Extracted data entries:

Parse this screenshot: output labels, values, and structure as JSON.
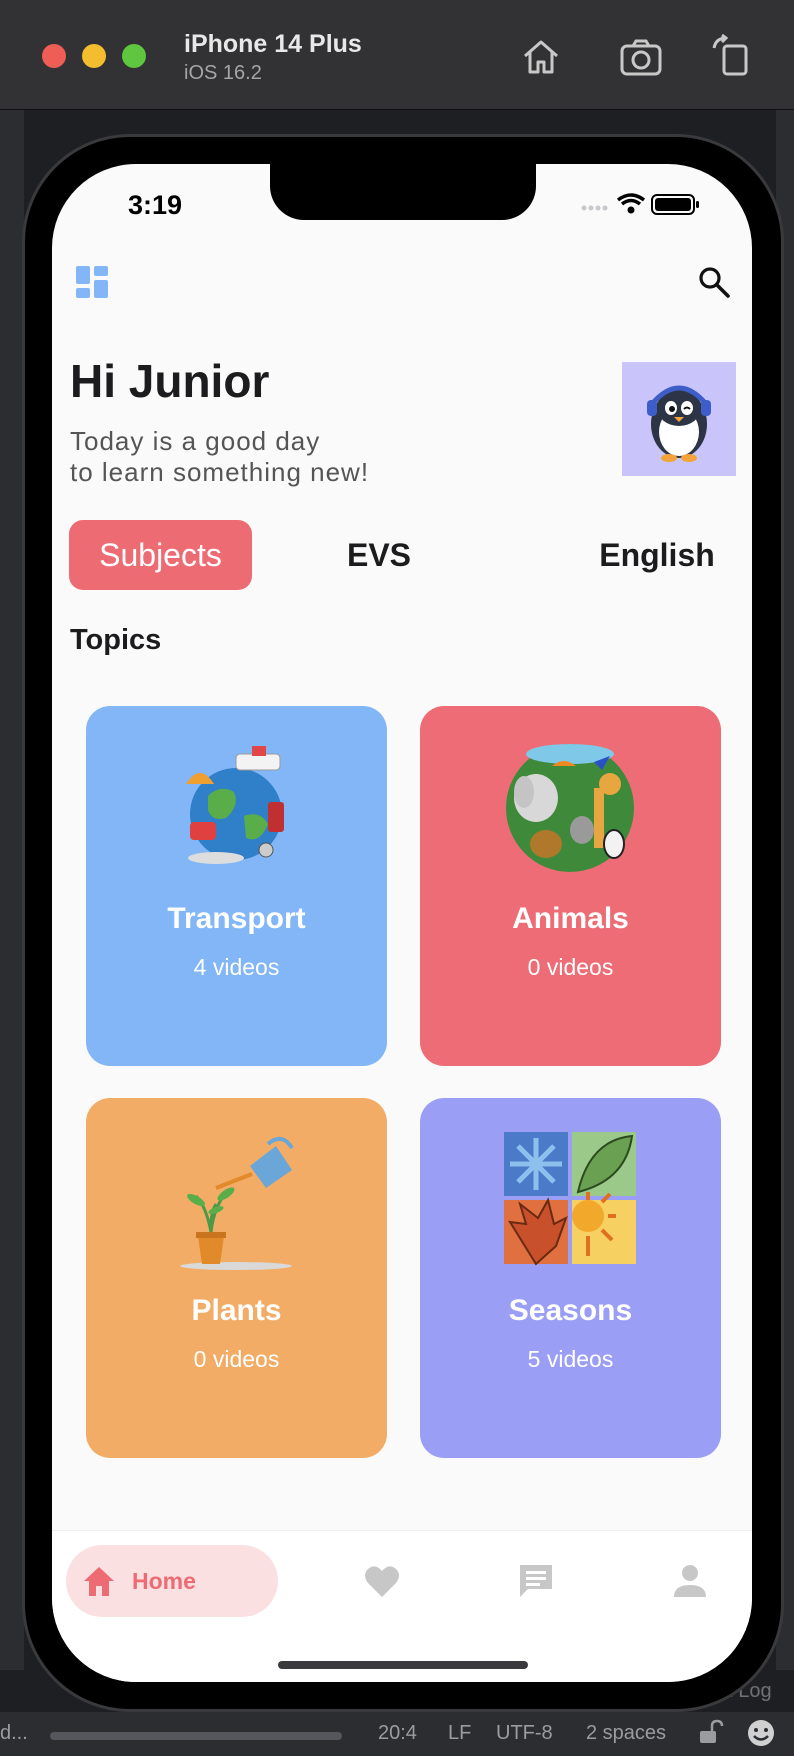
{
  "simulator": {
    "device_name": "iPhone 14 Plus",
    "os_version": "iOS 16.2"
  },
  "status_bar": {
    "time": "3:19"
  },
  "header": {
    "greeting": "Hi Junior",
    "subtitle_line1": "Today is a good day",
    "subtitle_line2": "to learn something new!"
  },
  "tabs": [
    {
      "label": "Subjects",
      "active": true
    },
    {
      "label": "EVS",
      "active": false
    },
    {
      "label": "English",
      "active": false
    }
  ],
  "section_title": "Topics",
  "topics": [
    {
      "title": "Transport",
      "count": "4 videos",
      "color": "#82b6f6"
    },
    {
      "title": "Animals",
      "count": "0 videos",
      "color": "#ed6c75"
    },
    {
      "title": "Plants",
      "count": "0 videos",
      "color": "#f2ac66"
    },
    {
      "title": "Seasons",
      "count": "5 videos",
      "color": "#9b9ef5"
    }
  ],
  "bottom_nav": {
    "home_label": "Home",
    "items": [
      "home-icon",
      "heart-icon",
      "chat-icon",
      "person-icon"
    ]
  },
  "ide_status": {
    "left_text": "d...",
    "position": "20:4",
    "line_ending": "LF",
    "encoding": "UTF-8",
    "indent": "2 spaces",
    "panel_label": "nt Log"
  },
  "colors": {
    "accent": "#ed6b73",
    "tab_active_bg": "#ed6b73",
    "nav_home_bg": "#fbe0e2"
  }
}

==

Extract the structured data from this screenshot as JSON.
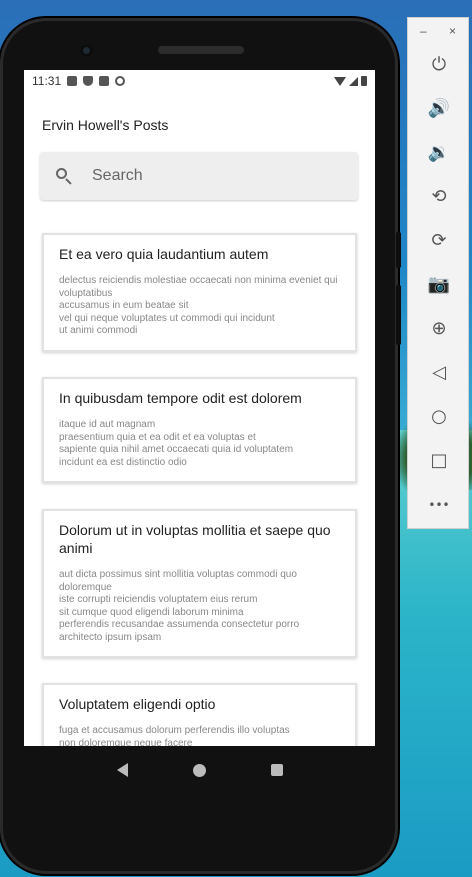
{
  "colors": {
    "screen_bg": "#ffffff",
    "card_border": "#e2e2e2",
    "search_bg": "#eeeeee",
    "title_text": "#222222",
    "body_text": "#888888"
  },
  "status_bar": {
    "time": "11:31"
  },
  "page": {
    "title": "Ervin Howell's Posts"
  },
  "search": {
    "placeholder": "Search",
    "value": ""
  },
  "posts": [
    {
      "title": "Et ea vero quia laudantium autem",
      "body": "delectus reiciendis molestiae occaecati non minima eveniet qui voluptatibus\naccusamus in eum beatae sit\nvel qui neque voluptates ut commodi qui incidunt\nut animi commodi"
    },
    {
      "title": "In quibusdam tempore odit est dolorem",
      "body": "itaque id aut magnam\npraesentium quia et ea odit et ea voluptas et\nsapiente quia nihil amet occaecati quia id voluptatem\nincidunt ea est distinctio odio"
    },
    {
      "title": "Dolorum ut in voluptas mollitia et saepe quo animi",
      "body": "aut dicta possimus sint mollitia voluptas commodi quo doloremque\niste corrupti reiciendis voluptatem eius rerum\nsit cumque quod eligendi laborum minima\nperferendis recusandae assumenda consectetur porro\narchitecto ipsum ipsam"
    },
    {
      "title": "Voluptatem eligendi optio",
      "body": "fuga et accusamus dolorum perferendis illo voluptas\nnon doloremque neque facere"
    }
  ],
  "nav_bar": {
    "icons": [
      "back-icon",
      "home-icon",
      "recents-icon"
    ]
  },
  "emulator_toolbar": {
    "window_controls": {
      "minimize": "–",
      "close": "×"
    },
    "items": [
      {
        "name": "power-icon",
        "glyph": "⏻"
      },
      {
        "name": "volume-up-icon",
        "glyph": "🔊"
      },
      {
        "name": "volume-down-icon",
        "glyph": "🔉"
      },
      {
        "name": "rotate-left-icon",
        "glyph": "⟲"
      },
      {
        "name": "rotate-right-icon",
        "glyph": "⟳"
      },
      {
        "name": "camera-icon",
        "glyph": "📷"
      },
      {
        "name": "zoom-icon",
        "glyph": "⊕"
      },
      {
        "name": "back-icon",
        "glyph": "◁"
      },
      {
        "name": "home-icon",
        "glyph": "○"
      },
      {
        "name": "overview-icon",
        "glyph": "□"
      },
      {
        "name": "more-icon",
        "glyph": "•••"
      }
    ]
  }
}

» WHAT TO DO
The answer is one number: how many lines of the material above contain "neque".

» TASK SOLUTION
2